### WHAT YOU SHOULD DO:
Search the records for the line with "What data populates". Output that line and each line after it, exactly, and stop at the end; omit pictures.

### GIVEN DATA:
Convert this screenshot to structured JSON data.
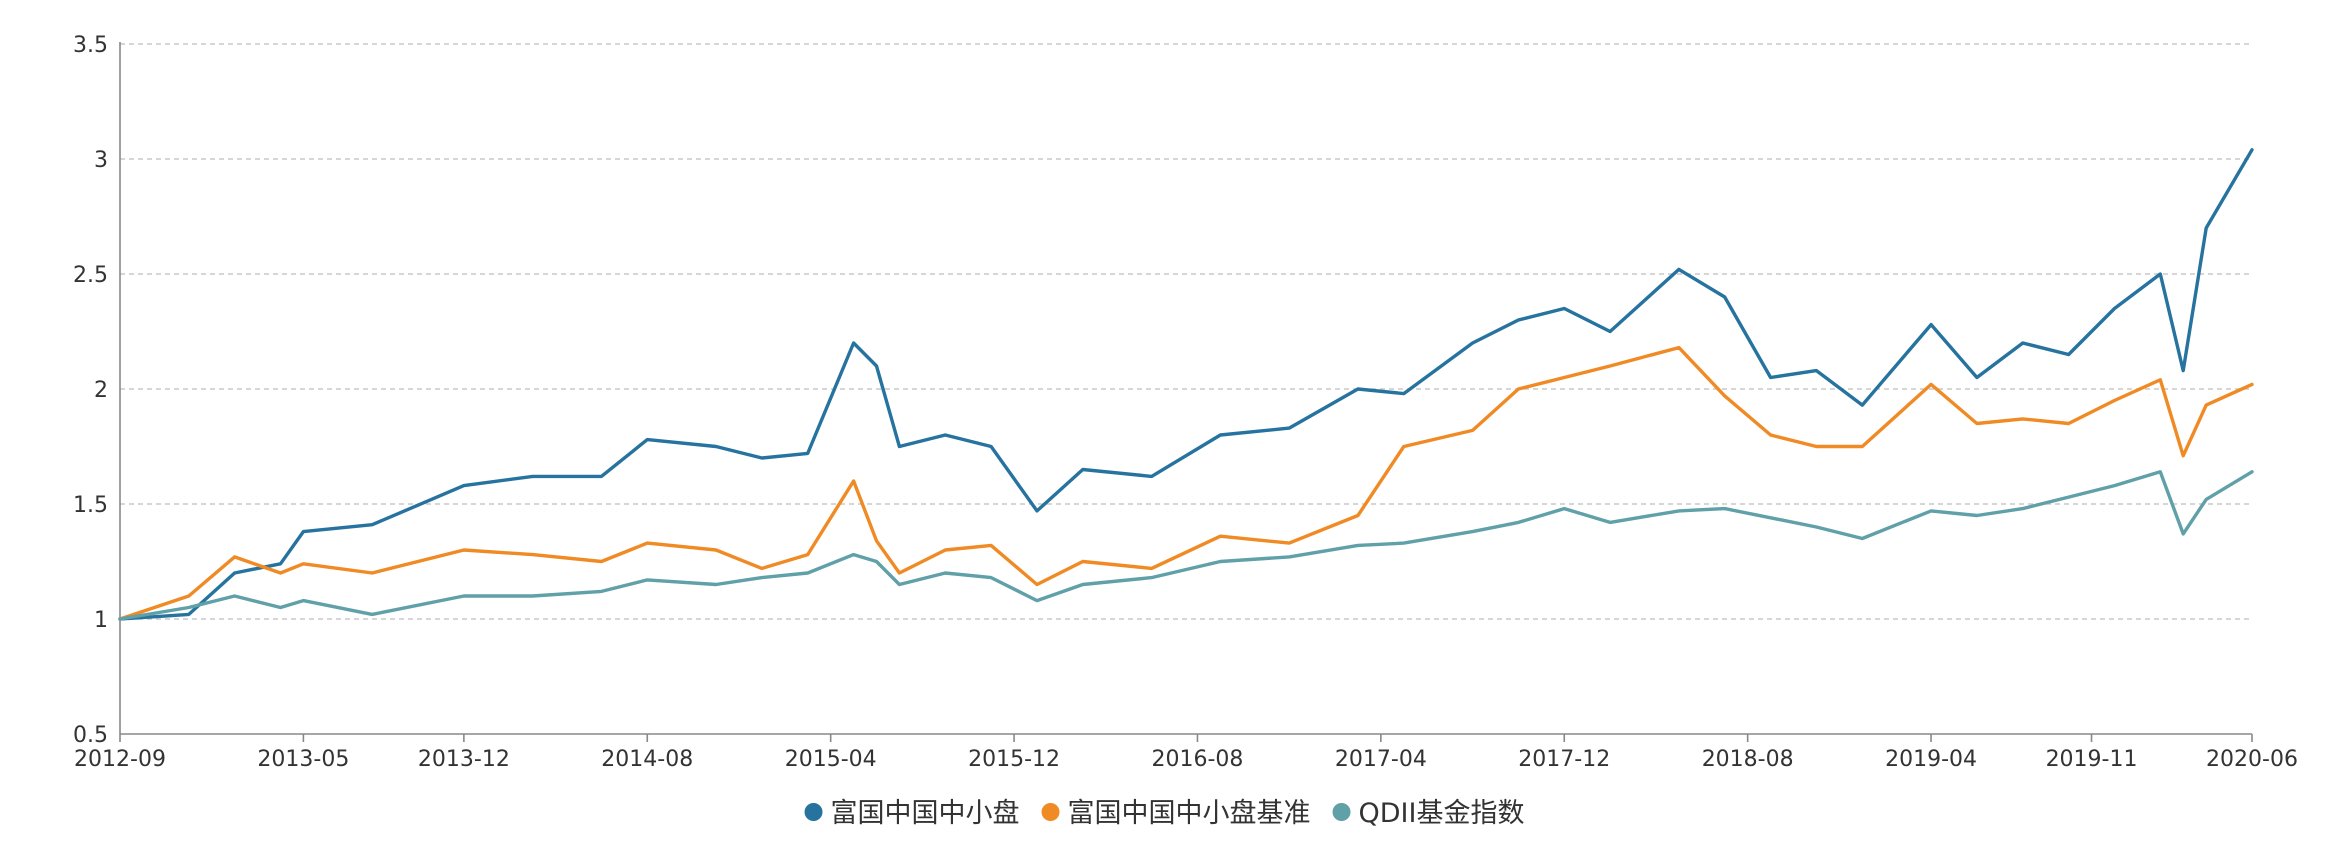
{
  "chart_data": {
    "type": "line",
    "title": "",
    "xlabel": "",
    "ylabel": "",
    "ylim": [
      0.5,
      3.5
    ],
    "yticks": [
      "0.5",
      "1",
      "1.5",
      "2",
      "2.5",
      "3",
      "3.5"
    ],
    "xticks": [
      "2012-09",
      "2013-05",
      "2013-12",
      "2014-08",
      "2015-04",
      "2015-12",
      "2016-08",
      "2017-04",
      "2017-12",
      "2018-08",
      "2019-04",
      "2019-11",
      "2020-06"
    ],
    "xlim": [
      "2012-09",
      "2020-06"
    ],
    "grid": true,
    "legend_position": "bottom-center",
    "x": [
      "2012-09",
      "2012-12",
      "2013-02",
      "2013-04",
      "2013-05",
      "2013-08",
      "2013-12",
      "2014-03",
      "2014-06",
      "2014-08",
      "2014-11",
      "2015-01",
      "2015-03",
      "2015-05",
      "2015-06",
      "2015-07",
      "2015-09",
      "2015-11",
      "2016-01",
      "2016-03",
      "2016-06",
      "2016-09",
      "2016-12",
      "2017-03",
      "2017-05",
      "2017-08",
      "2017-10",
      "2017-12",
      "2018-02",
      "2018-05",
      "2018-07",
      "2018-09",
      "2018-11",
      "2019-01",
      "2019-04",
      "2019-06",
      "2019-08",
      "2019-10",
      "2019-12",
      "2020-02",
      "2020-03",
      "2020-04",
      "2020-06"
    ],
    "series": [
      {
        "name": "富国中国中小盘",
        "color": "#26739f",
        "values": [
          1.0,
          1.02,
          1.2,
          1.24,
          1.38,
          1.41,
          1.58,
          1.62,
          1.62,
          1.78,
          1.75,
          1.7,
          1.72,
          2.2,
          2.1,
          1.75,
          1.8,
          1.75,
          1.47,
          1.65,
          1.62,
          1.8,
          1.83,
          2.0,
          1.98,
          2.2,
          2.3,
          2.35,
          2.25,
          2.52,
          2.4,
          2.05,
          2.08,
          1.93,
          2.28,
          2.05,
          2.2,
          2.15,
          2.35,
          2.5,
          2.08,
          2.7,
          3.04
        ]
      },
      {
        "name": "富国中国中小盘基准",
        "color": "#f08a24",
        "values": [
          1.0,
          1.1,
          1.27,
          1.2,
          1.24,
          1.2,
          1.3,
          1.28,
          1.25,
          1.33,
          1.3,
          1.22,
          1.28,
          1.6,
          1.34,
          1.2,
          1.3,
          1.32,
          1.15,
          1.25,
          1.22,
          1.36,
          1.33,
          1.45,
          1.75,
          1.82,
          2.0,
          2.05,
          2.1,
          2.18,
          1.97,
          1.8,
          1.75,
          1.75,
          2.02,
          1.85,
          1.87,
          1.85,
          1.95,
          2.04,
          1.71,
          1.93,
          2.02
        ]
      },
      {
        "name": "QDII基金指数",
        "color": "#60a0a8",
        "values": [
          1.0,
          1.05,
          1.1,
          1.05,
          1.08,
          1.02,
          1.1,
          1.1,
          1.12,
          1.17,
          1.15,
          1.18,
          1.2,
          1.28,
          1.25,
          1.15,
          1.2,
          1.18,
          1.08,
          1.15,
          1.18,
          1.25,
          1.27,
          1.32,
          1.33,
          1.38,
          1.42,
          1.48,
          1.42,
          1.47,
          1.48,
          1.44,
          1.4,
          1.35,
          1.47,
          1.45,
          1.48,
          1.53,
          1.58,
          1.64,
          1.37,
          1.52,
          1.64
        ]
      }
    ]
  }
}
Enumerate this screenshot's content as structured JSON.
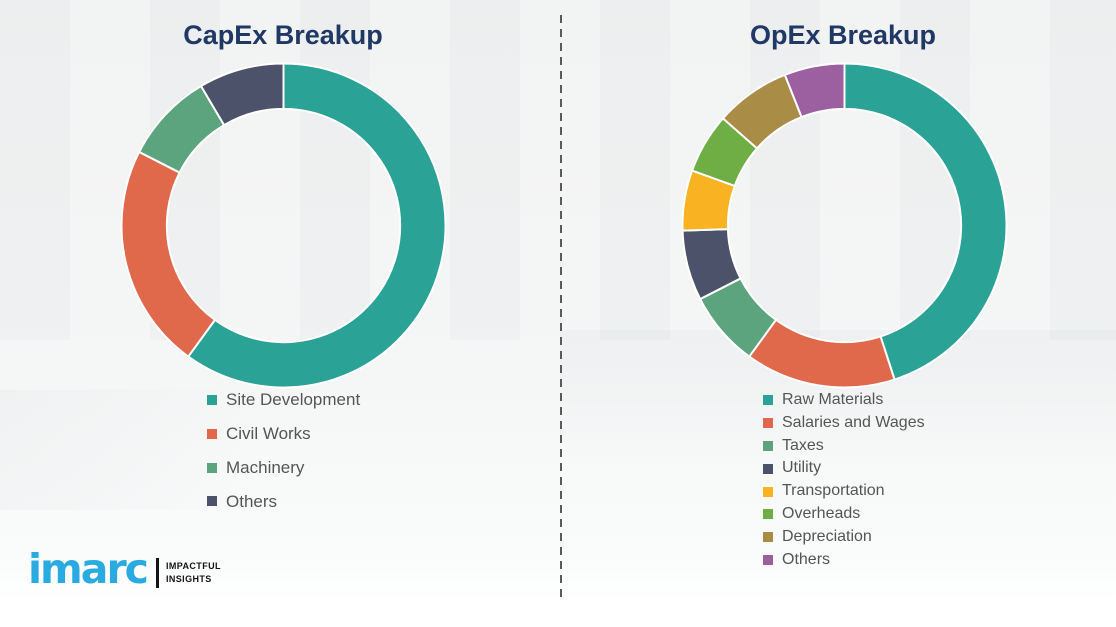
{
  "chart_data": [
    {
      "type": "pie",
      "subtype": "donut",
      "title": "CapEx Breakup",
      "labels": [
        "Site Development",
        "Civil Works",
        "Machinery",
        "Others"
      ],
      "values": [
        60,
        22.5,
        9,
        8.5
      ],
      "colors": [
        "#2aa295",
        "#e0684b",
        "#5ba47e",
        "#4b5269"
      ],
      "start_angle_deg": 0,
      "direction": "clockwise",
      "donut_hole_ratio": 0.72,
      "legend_position": "below-left",
      "data_labels_shown": false
    },
    {
      "type": "pie",
      "subtype": "donut",
      "title": "OpEx Breakup",
      "labels": [
        "Raw Materials",
        "Salaries and Wages",
        "Taxes",
        "Utility",
        "Transportation",
        "Overheads",
        "Depreciation",
        "Others"
      ],
      "values": [
        45,
        15,
        7.5,
        7,
        6,
        6,
        7.5,
        6
      ],
      "colors": [
        "#2aa295",
        "#e0684b",
        "#5ba47e",
        "#4b5269",
        "#f9b221",
        "#6eae44",
        "#a98c46",
        "#9c5fa0"
      ],
      "start_angle_deg": 0,
      "direction": "clockwise",
      "donut_hole_ratio": 0.72,
      "legend_position": "below-left",
      "data_labels_shown": false
    }
  ],
  "branding": {
    "logo_text": "imarc",
    "tagline_line1": "IMPACTFUL",
    "tagline_line2": "INSIGHTS",
    "logo_color": "#29abe2"
  },
  "styles": {
    "title_color": "#1f3864",
    "legend_text_color": "#555555",
    "divider_color": "#5a5a5a",
    "segment_gap_color": "#ffffff"
  }
}
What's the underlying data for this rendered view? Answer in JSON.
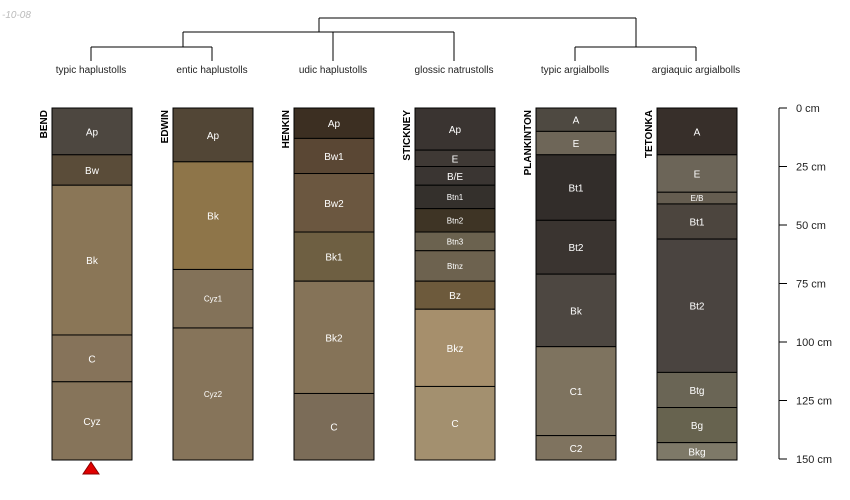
{
  "corner_text": "-10-08",
  "depth_axis": {
    "ticks": [
      {
        "depth": 0,
        "label": "0 cm"
      },
      {
        "depth": 25,
        "label": "25 cm"
      },
      {
        "depth": 50,
        "label": "50 cm"
      },
      {
        "depth": 75,
        "label": "75 cm"
      },
      {
        "depth": 100,
        "label": "100 cm"
      },
      {
        "depth": 125,
        "label": "125 cm"
      },
      {
        "depth": 150,
        "label": "150 cm"
      }
    ],
    "max_depth": 150
  },
  "profiles": [
    {
      "name": "BEND",
      "taxonomy": "typic haplustolls",
      "marker": "red-triangle",
      "horizons": [
        {
          "name": "Ap",
          "top": 0,
          "bottom": 20,
          "color": "#4d4740"
        },
        {
          "name": "Bw",
          "top": 20,
          "bottom": 33,
          "color": "#5a4c39"
        },
        {
          "name": "Bk",
          "top": 33,
          "bottom": 97,
          "color": "#8a7657"
        },
        {
          "name": "C",
          "top": 97,
          "bottom": 117,
          "color": "#86735a"
        },
        {
          "name": "Cyz",
          "top": 117,
          "bottom": 152,
          "color": "#86745a"
        }
      ]
    },
    {
      "name": "EDWIN",
      "taxonomy": "entic haplustolls",
      "horizons": [
        {
          "name": "Ap",
          "top": 0,
          "bottom": 23,
          "color": "#524636"
        },
        {
          "name": "Bk",
          "top": 23,
          "bottom": 69,
          "color": "#8e7549"
        },
        {
          "name": "Cyz1",
          "top": 69,
          "bottom": 94,
          "color": "#837259"
        },
        {
          "name": "Cyz2",
          "top": 94,
          "bottom": 152,
          "color": "#86745a"
        }
      ]
    },
    {
      "name": "HENKIN",
      "taxonomy": "udic haplustolls",
      "horizons": [
        {
          "name": "Ap",
          "top": 0,
          "bottom": 13,
          "color": "#3c2f22"
        },
        {
          "name": "Bw1",
          "top": 13,
          "bottom": 28,
          "color": "#5a4734"
        },
        {
          "name": "Bw2",
          "top": 28,
          "bottom": 53,
          "color": "#6b5740"
        },
        {
          "name": "Bk1",
          "top": 53,
          "bottom": 74,
          "color": "#6e5f42"
        },
        {
          "name": "Bk2",
          "top": 74,
          "bottom": 122,
          "color": "#857358"
        },
        {
          "name": "C",
          "top": 122,
          "bottom": 152,
          "color": "#7b6c58"
        }
      ]
    },
    {
      "name": "STICKNEY",
      "taxonomy": "glossic natrustolls",
      "horizons": [
        {
          "name": "Ap",
          "top": 0,
          "bottom": 18,
          "color": "#3a3431"
        },
        {
          "name": "E",
          "top": 18,
          "bottom": 25,
          "color": "#3f3935"
        },
        {
          "name": "B/E",
          "top": 25,
          "bottom": 33,
          "color": "#3a3532"
        },
        {
          "name": "Btn1",
          "top": 33,
          "bottom": 43,
          "color": "#34302c"
        },
        {
          "name": "Btn2",
          "top": 43,
          "bottom": 53,
          "color": "#3e3425"
        },
        {
          "name": "Btn3",
          "top": 53,
          "bottom": 61,
          "color": "#6b624f"
        },
        {
          "name": "Btnz",
          "top": 61,
          "bottom": 74,
          "color": "#6d624f"
        },
        {
          "name": "Bz",
          "top": 74,
          "bottom": 86,
          "color": "#6d5a3c"
        },
        {
          "name": "Bkz",
          "top": 86,
          "bottom": 119,
          "color": "#a68f6c"
        },
        {
          "name": "C",
          "top": 119,
          "bottom": 152,
          "color": "#a3906f"
        }
      ]
    },
    {
      "name": "PLANKINTON",
      "taxonomy": "typic argialbolls",
      "horizons": [
        {
          "name": "A",
          "top": 0,
          "bottom": 10,
          "color": "#4e4941"
        },
        {
          "name": "E",
          "top": 10,
          "bottom": 20,
          "color": "#6e6658"
        },
        {
          "name": "Bt1",
          "top": 20,
          "bottom": 48,
          "color": "#322d2a"
        },
        {
          "name": "Bt2",
          "top": 48,
          "bottom": 71,
          "color": "#3a3430"
        },
        {
          "name": "Bk",
          "top": 71,
          "bottom": 102,
          "color": "#4d4741"
        },
        {
          "name": "C1",
          "top": 102,
          "bottom": 140,
          "color": "#7e735f"
        },
        {
          "name": "C2",
          "top": 140,
          "bottom": 152,
          "color": "#7f735f"
        }
      ]
    },
    {
      "name": "TETONKA",
      "taxonomy": "argiaquic argialbolls",
      "horizons": [
        {
          "name": "A",
          "top": 0,
          "bottom": 20,
          "color": "#372f2a"
        },
        {
          "name": "E",
          "top": 20,
          "bottom": 36,
          "color": "#6c6558"
        },
        {
          "name": "E/B",
          "top": 36,
          "bottom": 41,
          "color": "#655d50"
        },
        {
          "name": "Bt1",
          "top": 41,
          "bottom": 56,
          "color": "#4c453e"
        },
        {
          "name": "Bt2",
          "top": 56,
          "bottom": 113,
          "color": "#4a4440"
        },
        {
          "name": "Btg",
          "top": 113,
          "bottom": 128,
          "color": "#6a6555"
        },
        {
          "name": "Bg",
          "top": 128,
          "bottom": 143,
          "color": "#67634f"
        },
        {
          "name": "Bkg",
          "top": 143,
          "bottom": 152,
          "color": "#7e7968"
        }
      ]
    }
  ]
}
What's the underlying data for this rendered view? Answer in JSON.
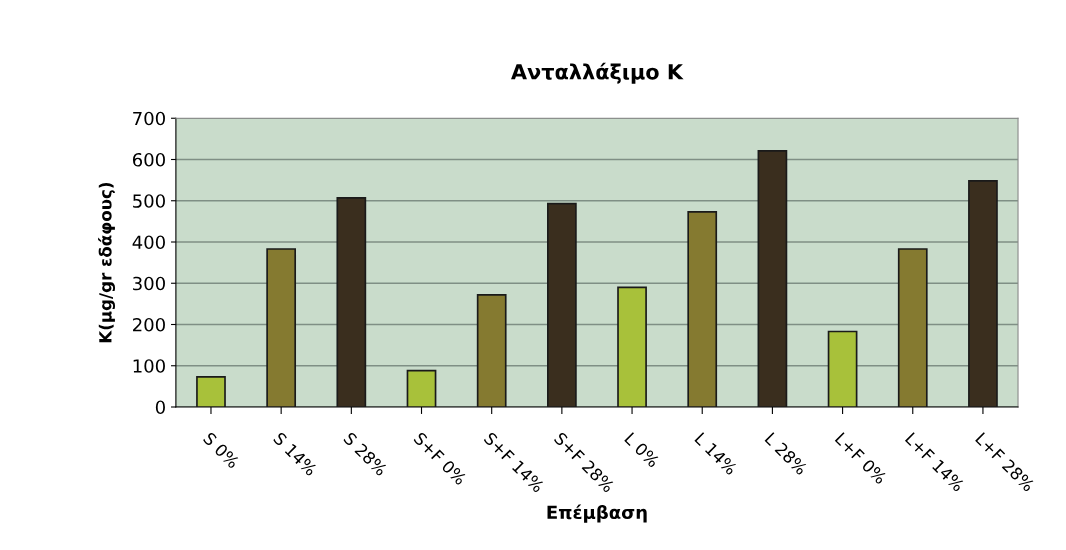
{
  "chart_data": {
    "type": "bar",
    "title": "Ανταλλάξιμο Κ",
    "xlabel": "Επέμβαση",
    "ylabel": "Κ(μg/gr εδάφους)",
    "categories": [
      "S 0%",
      "S 14%",
      "S 28%",
      "S+F 0%",
      "S+F 14%",
      "S+F 28%",
      "L 0%",
      "L 14%",
      "L 28%",
      "L+F 0%",
      "L+F 14%",
      "L+F 28%"
    ],
    "values": [
      73,
      383,
      507,
      88,
      272,
      493,
      290,
      473,
      621,
      183,
      383,
      548
    ],
    "colors": [
      "#a8c13a",
      "#857a30",
      "#3a2e1e",
      "#a8c13a",
      "#857a30",
      "#3a2e1e",
      "#a8c13a",
      "#857a30",
      "#3a2e1e",
      "#a8c13a",
      "#857a30",
      "#3a2e1e"
    ],
    "ylim": [
      0,
      700
    ],
    "yticks": [
      0,
      100,
      200,
      300,
      400,
      500,
      600,
      700
    ],
    "grid": "y",
    "legend": false
  }
}
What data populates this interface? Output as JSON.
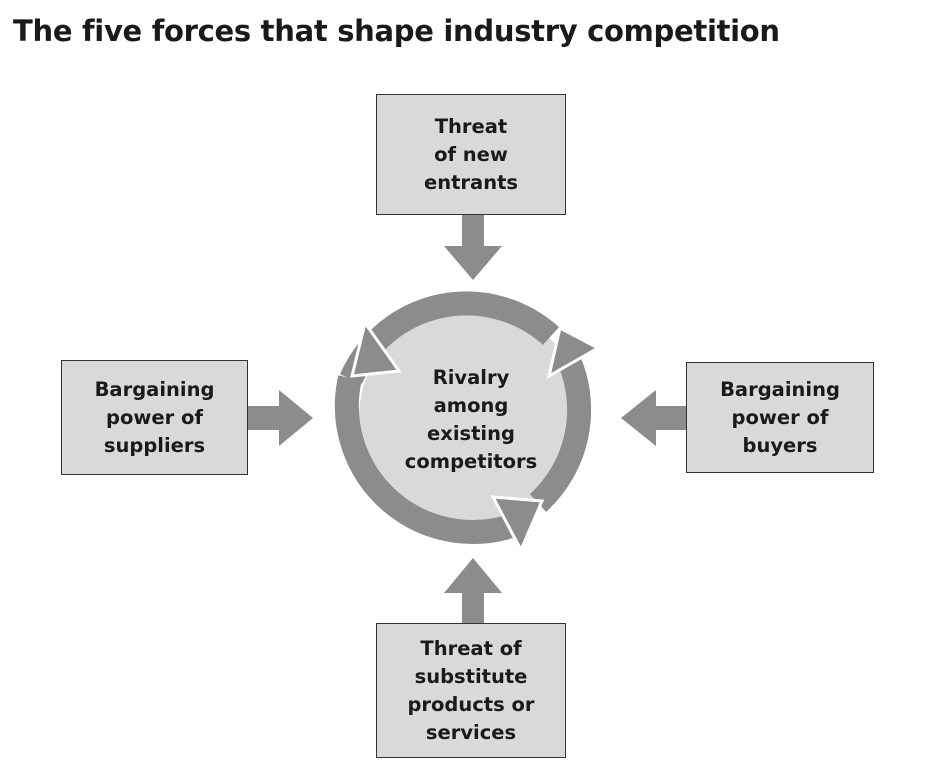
{
  "title": "The five forces that shape industry competition",
  "forces": {
    "top": {
      "lines": [
        "Threat",
        "of new",
        "entrants"
      ]
    },
    "left": {
      "lines": [
        "Bargaining",
        "power of",
        "suppliers"
      ]
    },
    "right": {
      "lines": [
        "Bargaining",
        "power of",
        "buyers"
      ]
    },
    "bottom": {
      "lines": [
        "Threat of",
        "substitute",
        "products or",
        "services"
      ]
    }
  },
  "center": {
    "lines": [
      "Rivalry",
      "among",
      "existing",
      "competitors"
    ]
  },
  "colors": {
    "box_fill": "#d9d9d9",
    "box_border": "#333333",
    "arrow": "#8c8c8c",
    "circle_fill": "#d9d9d9"
  }
}
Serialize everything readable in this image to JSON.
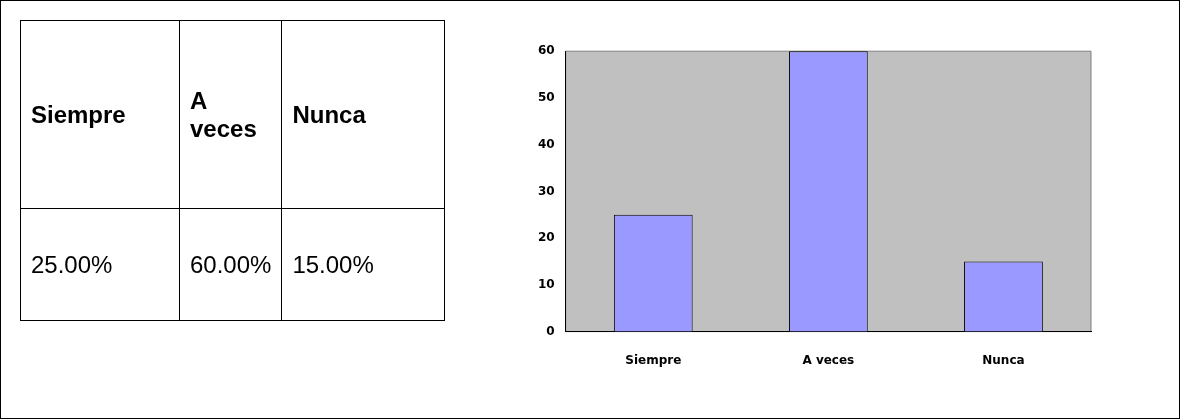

### WRITTEN ANSWER:
What data populates this interface? Output as JSON.
{
  "title": "The five forces that shape industry competition",
  "forces": {
    "top": {
      "lines": [
        "Threat",
        "of new",
        "entrants"
      ]
    },
    "left": {
      "lines": [
        "Bargaining",
        "power of",
        "suppliers"
      ]
    },
    "right": {
      "lines": [
        "Bargaining",
        "power of",
        "buyers"
      ]
    },
    "bottom": {
      "lines": [
        "Threat of",
        "substitute",
        "products or",
        "services"
      ]
    }
  },
  "center": {
    "lines": [
      "Rivalry",
      "among",
      "existing",
      "competitors"
    ]
  },
  "colors": {
    "box_fill": "#d9d9d9",
    "box_border": "#333333",
    "arrow": "#8c8c8c",
    "circle_fill": "#d9d9d9"
  }
}
Serialize everything readable in this image to JSON.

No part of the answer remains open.